### TASK TO COMPLETE
Output the material below in full, exactly as it is.
--- BEGIN ---
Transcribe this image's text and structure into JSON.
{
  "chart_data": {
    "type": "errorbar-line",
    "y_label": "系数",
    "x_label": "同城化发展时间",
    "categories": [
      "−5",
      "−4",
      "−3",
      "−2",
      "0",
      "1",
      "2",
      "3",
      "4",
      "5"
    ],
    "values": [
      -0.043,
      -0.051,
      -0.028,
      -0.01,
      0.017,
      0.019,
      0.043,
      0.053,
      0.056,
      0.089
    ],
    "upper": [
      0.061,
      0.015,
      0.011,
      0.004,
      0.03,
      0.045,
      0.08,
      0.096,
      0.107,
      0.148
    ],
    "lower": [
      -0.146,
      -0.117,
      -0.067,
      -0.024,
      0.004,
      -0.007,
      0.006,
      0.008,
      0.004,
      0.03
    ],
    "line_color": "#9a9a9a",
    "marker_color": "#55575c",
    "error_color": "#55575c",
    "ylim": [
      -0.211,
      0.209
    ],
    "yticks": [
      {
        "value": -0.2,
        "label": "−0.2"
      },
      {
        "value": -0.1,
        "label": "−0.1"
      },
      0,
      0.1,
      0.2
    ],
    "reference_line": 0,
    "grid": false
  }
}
--- END ---
### TASK SOLUTION
Transcribe this image's text and structure into JSON.
{
  "chart_data": {
    "type": "errorbar-line",
    "y_label": "系数",
    "x_label": "同城化发展时间",
    "categories": [
      "−5",
      "−4",
      "−3",
      "−2",
      "0",
      "1",
      "2",
      "3",
      "4",
      "5"
    ],
    "values": [
      -0.043,
      -0.051,
      -0.028,
      -0.01,
      0.017,
      0.019,
      0.043,
      0.053,
      0.056,
      0.089
    ],
    "upper": [
      0.061,
      0.015,
      0.011,
      0.004,
      0.03,
      0.045,
      0.08,
      0.096,
      0.107,
      0.148
    ],
    "lower": [
      -0.146,
      -0.117,
      -0.067,
      -0.024,
      0.004,
      -0.007,
      0.006,
      0.008,
      0.004,
      0.03
    ],
    "line_color": "#9a9a9a",
    "marker_color": "#55575c",
    "error_color": "#55575c",
    "ylim": [
      -0.211,
      0.209
    ],
    "yticks": [
      {
        "value": -0.2,
        "label": "−0.2"
      },
      {
        "value": -0.1,
        "label": "−0.1"
      },
      0,
      0.1,
      0.2
    ],
    "reference_line": 0,
    "grid": false
  }
}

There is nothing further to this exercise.